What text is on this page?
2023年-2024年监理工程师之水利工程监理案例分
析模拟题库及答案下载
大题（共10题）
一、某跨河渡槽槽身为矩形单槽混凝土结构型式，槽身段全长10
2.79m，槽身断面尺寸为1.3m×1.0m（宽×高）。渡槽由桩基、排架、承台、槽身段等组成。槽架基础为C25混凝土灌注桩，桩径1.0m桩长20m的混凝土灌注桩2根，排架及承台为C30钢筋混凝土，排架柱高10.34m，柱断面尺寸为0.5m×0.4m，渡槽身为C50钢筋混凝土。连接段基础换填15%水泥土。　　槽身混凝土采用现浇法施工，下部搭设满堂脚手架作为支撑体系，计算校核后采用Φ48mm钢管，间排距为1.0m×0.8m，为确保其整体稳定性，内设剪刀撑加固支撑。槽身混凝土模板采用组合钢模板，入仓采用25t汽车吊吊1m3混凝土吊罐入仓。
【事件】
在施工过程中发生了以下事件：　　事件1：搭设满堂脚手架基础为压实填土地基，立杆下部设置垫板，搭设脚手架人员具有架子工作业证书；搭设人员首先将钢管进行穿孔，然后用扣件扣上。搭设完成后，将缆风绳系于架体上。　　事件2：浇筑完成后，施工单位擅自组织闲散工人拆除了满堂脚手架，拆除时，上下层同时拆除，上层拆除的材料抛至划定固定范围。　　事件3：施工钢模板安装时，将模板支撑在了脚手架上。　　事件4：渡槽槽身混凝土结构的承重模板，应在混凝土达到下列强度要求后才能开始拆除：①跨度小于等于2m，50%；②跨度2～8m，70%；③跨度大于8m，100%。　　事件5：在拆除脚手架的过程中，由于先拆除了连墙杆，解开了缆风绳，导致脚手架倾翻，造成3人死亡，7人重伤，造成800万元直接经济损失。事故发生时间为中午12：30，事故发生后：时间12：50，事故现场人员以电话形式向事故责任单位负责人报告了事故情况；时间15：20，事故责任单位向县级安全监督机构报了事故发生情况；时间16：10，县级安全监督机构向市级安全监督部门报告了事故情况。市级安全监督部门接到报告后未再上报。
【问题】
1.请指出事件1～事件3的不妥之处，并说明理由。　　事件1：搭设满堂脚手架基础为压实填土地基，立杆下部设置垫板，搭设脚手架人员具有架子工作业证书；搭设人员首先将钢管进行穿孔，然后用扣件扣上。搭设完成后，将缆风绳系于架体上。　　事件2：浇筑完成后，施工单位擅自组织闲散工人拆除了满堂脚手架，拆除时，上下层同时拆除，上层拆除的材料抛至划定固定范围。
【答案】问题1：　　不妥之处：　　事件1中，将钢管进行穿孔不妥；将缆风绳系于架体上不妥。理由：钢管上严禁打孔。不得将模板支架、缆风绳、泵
══════
→ **REQUIREMENT**
Reproduce every record above exactly as it appears.

→ **SOLVED EXERCISE**
What text is on this page?
2023年-2024年监理工程师之水利工程监理案例分
析模拟题库及答案下载
大题（共10题）
一、某跨河渡槽槽身为矩形单槽混凝土结构型式，槽身段全长10
2.79m，槽身断面尺寸为1.3m×1.0m（宽×高）。渡槽由桩基、排架、承台、槽身段等组成。槽架基础为C25混凝土灌注桩，桩径1.0m桩长20m的混凝土灌注桩2根，排架及承台为C30钢筋混凝土，排架柱高10.34m，柱断面尺寸为0.5m×0.4m，渡槽身为C50钢筋混凝土。连接段基础换填15%水泥土。　　槽身混凝土采用现浇法施工，下部搭设满堂脚手架作为支撑体系，计算校核后采用Φ48mm钢管，间排距为1.0m×0.8m，为确保其整体稳定性，内设剪刀撑加固支撑。槽身混凝土模板采用组合钢模板，入仓采用25t汽车吊吊1m3混凝土吊罐入仓。
【事件】
在施工过程中发生了以下事件：　　事件1：搭设满堂脚手架基础为压实填土地基，立杆下部设置垫板，搭设脚手架人员具有架子工作业证书；搭设人员首先将钢管进行穿孔，然后用扣件扣上。搭设完成后，将缆风绳系于架体上。　　事件2：浇筑完成后，施工单位擅自组织闲散工人拆除了满堂脚手架，拆除时，上下层同时拆除，上层拆除的材料抛至划定固定范围。　　事件3：施工钢模板安装时，将模板支撑在了脚手架上。　　事件4：渡槽槽身混凝土结构的承重模板，应在混凝土达到下列强度要求后才能开始拆除：①跨度小于等于2m，50%；②跨度2～8m，70%；③跨度大于8m，100%。　　事件5：在拆除脚手架的过程中，由于先拆除了连墙杆，解开了缆风绳，导致脚手架倾翻，造成3人死亡，7人重伤，造成800万元直接经济损失。事故发生时间为中午12：30，事故发生后：时间12：50，事故现场人员以电话形式向事故责任单位负责人报告了事故情况；时间15：20，事故责任单位向县级安全监督机构报了事故发生情况；时间16：10，县级安全监督机构向市级安全监督部门报告了事故情况。市级安全监督部门接到报告后未再上报。
【问题】
1.请指出事件1～事件3的不妥之处，并说明理由。　　事件1：搭设满堂脚手架基础为压实填土地基，立杆下部设置垫板，搭设脚手架人员具有架子工作业证书；搭设人员首先将钢管进行穿孔，然后用扣件扣上。搭设完成后，将缆风绳系于架体上。　　事件2：浇筑完成后，施工单位擅自组织闲散工人拆除了满堂脚手架，拆除时，上下层同时拆除，上层拆除的材料抛至划定固定范围。
【答案】问题1：　　不妥之处：　　事件1中，将钢管进行穿孔不妥；将缆风绳系于架体上不妥。理由：钢管上严禁打孔。不得将模板支架、缆风绳、泵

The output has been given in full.